▶ [Stored data entries]:
──────

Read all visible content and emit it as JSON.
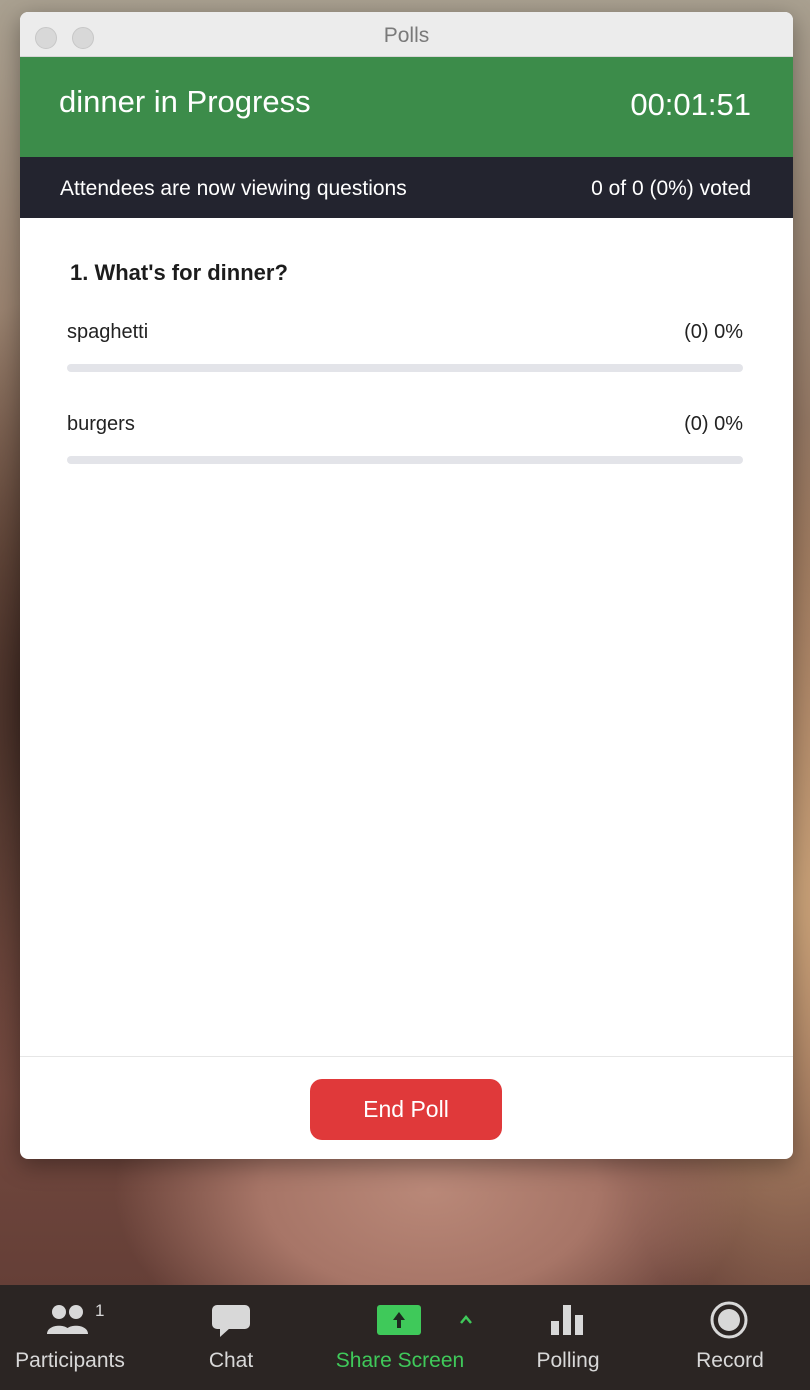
{
  "window": {
    "title": "Polls"
  },
  "poll": {
    "name": "dinner in Progress",
    "timer": "00:01:51",
    "status": "Attendees are now viewing questions",
    "voted": "0 of 0 (0%) voted",
    "question": "1. What's for dinner?",
    "options": [
      {
        "label": "spaghetti",
        "result": "(0) 0%",
        "fraction": 0
      },
      {
        "label": "burgers",
        "result": "(0) 0%",
        "fraction": 0
      }
    ],
    "end_button": "End Poll"
  },
  "colors": {
    "header_green": "#3c8c4a",
    "status_dark": "#23242f",
    "end_red": "#e0393a",
    "share_green": "#3fc95a"
  },
  "toolbar": {
    "participants": {
      "label": "Participants",
      "count": "1",
      "icon": "participants-icon"
    },
    "chat": {
      "label": "Chat",
      "icon": "chat-icon"
    },
    "share": {
      "label": "Share Screen",
      "icon": "share-screen-icon"
    },
    "polling": {
      "label": "Polling",
      "icon": "polling-icon"
    },
    "record": {
      "label": "Record",
      "icon": "record-icon"
    }
  }
}
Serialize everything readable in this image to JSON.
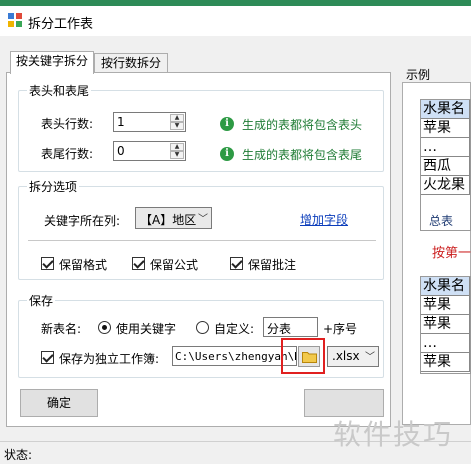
{
  "window": {
    "title": "拆分工作表",
    "accent_strip_color": "#2e8b57"
  },
  "tabs": [
    {
      "label": "按关键字拆分",
      "active": true
    },
    {
      "label": "按行数拆分",
      "active": false
    }
  ],
  "header_footer": {
    "legend": "表头和表尾",
    "header_rows_label": "表头行数:",
    "header_rows_value": "1",
    "header_hint": "生成的表都将包含表头",
    "footer_rows_label": "表尾行数:",
    "footer_rows_value": "0",
    "footer_hint": "生成的表都将包含表尾",
    "info_glyph": "i"
  },
  "split_options": {
    "legend": "拆分选项",
    "key_column_label": "关键字所在列:",
    "key_column_value": "【A】地区",
    "add_field_link": "增加字段",
    "keep_format": {
      "label": "保留格式",
      "checked": true
    },
    "keep_formula": {
      "label": "保留公式",
      "checked": true
    },
    "keep_comments": {
      "label": "保留批注",
      "checked": true
    }
  },
  "save": {
    "legend": "保存",
    "new_sheet_name_label": "新表名:",
    "use_keyword": {
      "label": "使用关键字",
      "selected": true
    },
    "custom": {
      "label": "自定义:",
      "selected": false
    },
    "custom_value": "分表",
    "suffix_label": "+序号",
    "save_as_workbook": {
      "label": "保存为独立工作簿:",
      "checked": true
    },
    "path_value": "C:\\Users\\zhengyan\\De",
    "extension_value": ".xlsx",
    "folder_icon": "folder-icon"
  },
  "buttons": {
    "confirm": "确定"
  },
  "status": {
    "label": "状态:"
  },
  "example": {
    "legend": "示例",
    "top_sheet": {
      "rows": [
        "水果名",
        "苹果",
        "…",
        "西瓜",
        "火龙果"
      ],
      "tab_label": "总表"
    },
    "note": "按第一",
    "bottom_sheet": {
      "rows": [
        "水果名",
        "苹果",
        "苹果",
        "…",
        "苹果"
      ]
    }
  },
  "watermark": "软件技巧"
}
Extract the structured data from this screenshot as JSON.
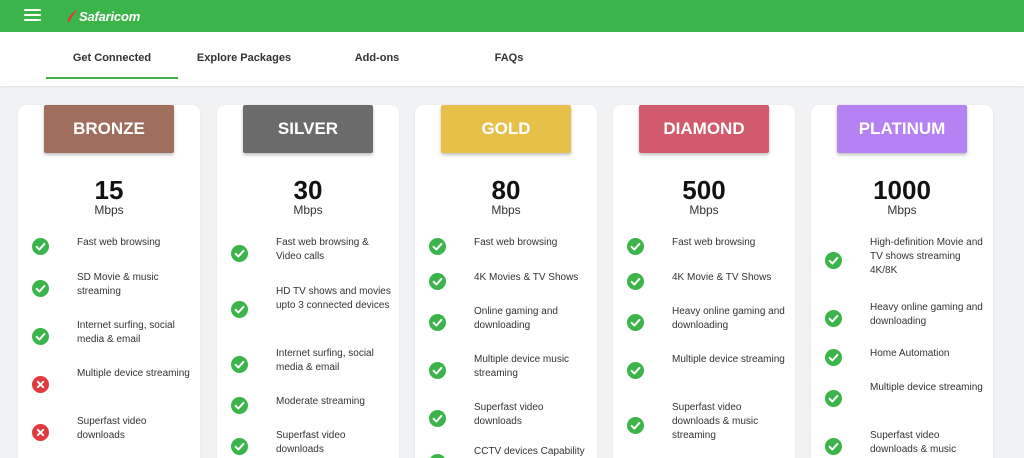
{
  "header": {
    "menu_icon": "hamburger-menu-icon",
    "logo_text": "Safaricom",
    "brand_color": "#3bb54a"
  },
  "tabs": [
    {
      "label": "Get Connected",
      "active": true
    },
    {
      "label": "Explore Packages",
      "active": false
    },
    {
      "label": "Add-ons",
      "active": false
    },
    {
      "label": "FAQs",
      "active": false
    }
  ],
  "plans": [
    {
      "name": "BRONZE",
      "color": "#a06e5c",
      "speed": "15",
      "unit": "Mbps",
      "features": [
        {
          "text": "Fast web browsing",
          "included": true
        },
        {
          "text": "SD Movie & music streaming",
          "included": true
        },
        {
          "text": "Internet surfing, social media & email",
          "included": true
        },
        {
          "text": "Multiple device streaming",
          "included": false
        },
        {
          "text": "Superfast video downloads",
          "included": false
        }
      ]
    },
    {
      "name": "SILVER",
      "color": "#6b6b6b",
      "speed": "30",
      "unit": "Mbps",
      "features": [
        {
          "text": "Fast web browsing & Video calls",
          "included": true
        },
        {
          "text": "HD TV shows and movies upto 3 connected devices",
          "included": true
        },
        {
          "text": "Internet surfing, social media & email",
          "included": true
        },
        {
          "text": "Moderate streaming",
          "included": true
        },
        {
          "text": "Superfast video downloads",
          "included": true
        }
      ]
    },
    {
      "name": "GOLD",
      "color": "#e7c04a",
      "speed": "80",
      "unit": "Mbps",
      "features": [
        {
          "text": "Fast web browsing",
          "included": true
        },
        {
          "text": "4K Movies & TV Shows",
          "included": true
        },
        {
          "text": "Online gaming and downloading",
          "included": true
        },
        {
          "text": "Multiple device music streaming",
          "included": true
        },
        {
          "text": "Superfast video downloads",
          "included": true
        },
        {
          "text": "CCTV devices Capability",
          "included": true
        }
      ]
    },
    {
      "name": "DIAMOND",
      "color": "#d15a6c",
      "speed": "500",
      "unit": "Mbps",
      "features": [
        {
          "text": "Fast web browsing",
          "included": true
        },
        {
          "text": "4K Movie & TV Shows",
          "included": true
        },
        {
          "text": "Heavy online gaming and downloading",
          "included": true
        },
        {
          "text": "Multiple device streaming",
          "included": true
        },
        {
          "text": "Superfast video downloads & music streaming",
          "included": true
        }
      ]
    },
    {
      "name": "PLATINUM",
      "color": "#b482f2",
      "speed": "1000",
      "unit": "Mbps",
      "features": [
        {
          "text": "High-definition Movie and TV shows streaming 4K/8K",
          "included": true
        },
        {
          "text": "Heavy online gaming and downloading",
          "included": true
        },
        {
          "text": "Home Automation",
          "included": true
        },
        {
          "text": "Multiple device streaming",
          "included": true
        },
        {
          "text": "Superfast video downloads & music",
          "included": true
        }
      ]
    }
  ],
  "icons": {
    "included": "check-circle-icon",
    "excluded": "x-circle-icon",
    "check_color": "#3bb54a",
    "x_color": "#e0393e"
  }
}
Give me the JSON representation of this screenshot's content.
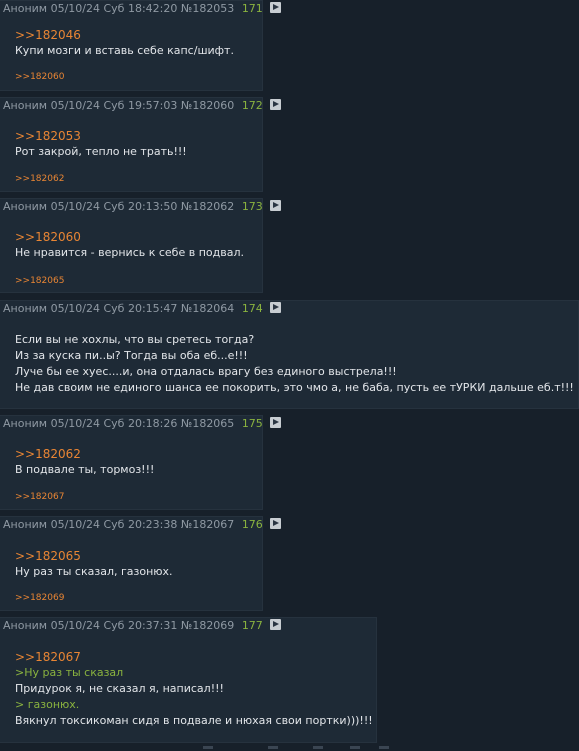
{
  "posts": [
    {
      "name": "Аноним",
      "date": "05/10/24 Суб 18:42:20",
      "id": "№182053",
      "n": "171",
      "reply_to": ">>182046",
      "lines": [
        {
          "text": "Купи мозги и вставь себе капс/шифт.",
          "kind": "plain"
        }
      ],
      "backlinks": ">>182060"
    },
    {
      "name": "Аноним",
      "date": "05/10/24 Суб 19:57:03",
      "id": "№182060",
      "n": "172",
      "reply_to": ">>182053",
      "lines": [
        {
          "text": "Рот закрой, тепло не трать!!!",
          "kind": "plain"
        }
      ],
      "backlinks": ">>182062"
    },
    {
      "name": "Аноним",
      "date": "05/10/24 Суб 20:13:50",
      "id": "№182062",
      "n": "173",
      "reply_to": ">>182060",
      "lines": [
        {
          "text": "Не нравится - вернись к себе в подвал.",
          "kind": "plain"
        }
      ],
      "backlinks": ">>182065"
    },
    {
      "name": "Аноним",
      "date": "05/10/24 Суб 20:15:47",
      "id": "№182064",
      "n": "174",
      "reply_to": "",
      "lines": [
        {
          "text": "Если вы не хохлы, что вы сретесь тогда?",
          "kind": "plain"
        },
        {
          "text": "Из за куска пи..ы? Тогда вы оба еб...е!!!",
          "kind": "plain"
        },
        {
          "text": "Луче бы ее хуес....и, она отдалась врагу без единого выстрела!!!",
          "kind": "plain"
        },
        {
          "text": "Не дав своим не единого шанса ее покорить, это чмо а, не баба, пусть ее тУРКИ дальше еб.т!!!",
          "kind": "plain"
        }
      ],
      "backlinks": ""
    },
    {
      "name": "Аноним",
      "date": "05/10/24 Суб 20:18:26",
      "id": "№182065",
      "n": "175",
      "reply_to": ">>182062",
      "lines": [
        {
          "text": "В подвале ты, тормоз!!!",
          "kind": "plain"
        }
      ],
      "backlinks": ">>182067"
    },
    {
      "name": "Аноним",
      "date": "05/10/24 Суб 20:23:38",
      "id": "№182067",
      "n": "176",
      "reply_to": ">>182065",
      "lines": [
        {
          "text": "Ну раз ты сказал, газонюх.",
          "kind": "plain"
        }
      ],
      "backlinks": ">>182069"
    },
    {
      "name": "Аноним",
      "date": "05/10/24 Суб 20:37:31",
      "id": "№182069",
      "n": "177",
      "reply_to": ">>182067",
      "lines": [
        {
          "text": ">Ну раз ты сказал",
          "kind": "greentext"
        },
        {
          "text": "Придурок я, не сказал я, написал!!!",
          "kind": "plain"
        },
        {
          "text": "> газонюх.",
          "kind": "greentext"
        },
        {
          "text": "Вякнул токсикоман сидя в подвале и нюхая свои портки)))!!!",
          "kind": "plain"
        }
      ],
      "backlinks": ""
    }
  ]
}
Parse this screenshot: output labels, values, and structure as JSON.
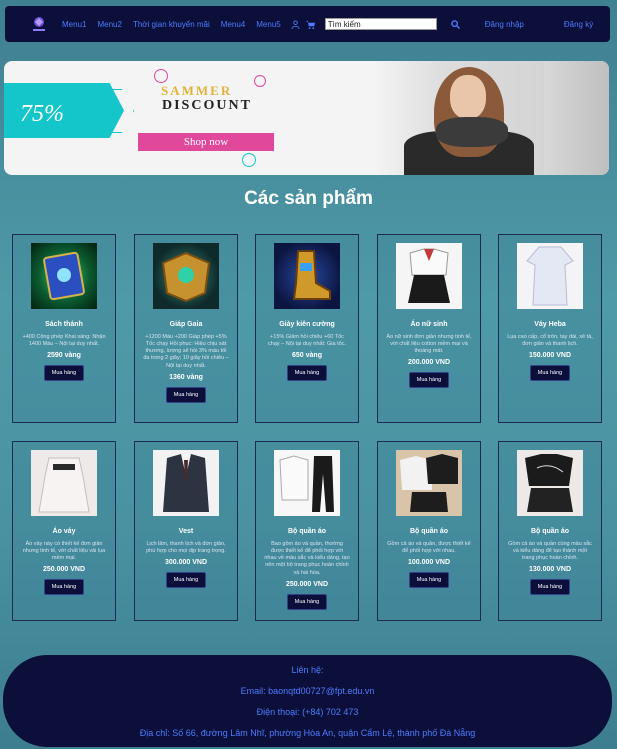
{
  "nav": {
    "menu1": "Menu1",
    "menu2": "Menu2",
    "promo": "Thời gian khuyến mãi",
    "menu4": "Menu4",
    "menu5": "Menu5",
    "search_placeholder": "Tìm kiếm",
    "login": "Đăng nhập",
    "signup": "Đăng ký",
    "icons": [
      "user-icon",
      "cart-icon",
      "search-icon"
    ]
  },
  "banner": {
    "percent": "75%",
    "title_top": "SAMMER",
    "title_bottom": "DISCOUNT",
    "cta": "Shop now"
  },
  "section_title": "Các sản phẩm",
  "products": [
    {
      "name": "Sách thánh",
      "desc": "+400 Công phép Khai sáng: Nhận 1400 Máu – Nội tại duy nhất.",
      "price": "2590 vàng",
      "buy": "Mua hàng"
    },
    {
      "name": "Giáp Gaia",
      "desc": "+1200 Máu +200 Giáp phép +5% Tốc chạy Hồi phục: Hiệu chịu sát thương, lượng sẽ hồi 3% máu tối đa trong 2 giây; 10 giây hồi chiêu – Nội tại duy nhất.",
      "price": "1360 vàng",
      "buy": "Mua hàng"
    },
    {
      "name": "Giày kiên cường",
      "desc": "+15% Giảm hồi chiêu +60 Tốc chạy – Nội tại duy nhất: Gia tốc.",
      "price": "650 vàng",
      "buy": "Mua hàng"
    },
    {
      "name": "Áo nữ sinh",
      "desc": "Áo nữ sinh đơn giản nhưng tinh tế, với chất liệu cotton mềm mại và thoáng mát.",
      "price": "200.000 VND",
      "buy": "Mua hàng"
    },
    {
      "name": "Váy Heba",
      "desc": "Lụa cao cấp, cổ tròn, tay dài, xẻ tà, đơn giản và thanh lịch.",
      "price": "150.000 VND",
      "buy": "Mua hàng"
    },
    {
      "name": "Áo váy",
      "desc": "Áo váy này có thiết kế đơn giản nhưng tinh tế, với chất liệu vải lụa mềm mại.",
      "price": "250.000 VND",
      "buy": "Mua hàng"
    },
    {
      "name": "Vest",
      "desc": "Lịch lãm, thanh lịch và đơn giản, phù hợp cho mọi dịp trang trọng.",
      "price": "300.000 VND",
      "buy": "Mua hàng"
    },
    {
      "name": "Bộ quần áo",
      "desc": "Bao gồm áo và quần, thường được thiết kế để phối hợp với nhau về màu sắc và kiểu dáng, tạo nên một bộ trang phục hoàn chỉnh và hài hòa.",
      "price": "250.000 VND",
      "buy": "Mua hàng"
    },
    {
      "name": "Bộ quần áo",
      "desc": "Gồm cả áo và quần, được thiết kế để phối hợp với nhau.",
      "price": "100.000 VND",
      "buy": "Mua hàng"
    },
    {
      "name": "Bộ quần áo",
      "desc": "Gồm cả áo và quần cùng màu sắc và kiểu dáng để tạo thành một trang phục hoàn chỉnh.",
      "price": "130.000 VND",
      "buy": "Mua hàng"
    }
  ],
  "footer": {
    "contact": "Liên hệ:",
    "email": "Email: baonqtd00727@fpt.edu.vn",
    "phone": "Điện thoại: (+84) 702 473",
    "address": "Địa chỉ: Số 66, đường Lâm Nhĩ, phường Hòa An, quận Cẩm Lệ, thành phố Đà Nẵng"
  }
}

──────

▶ [GOAL]: Which lines above hold the word "legend"? Copy each of them.

▶ [FINAL RESULT]:
    "legend": "表头和表尾",
    "legend": "拆分选项",
    "legend": "保存",
    "legend": "示例",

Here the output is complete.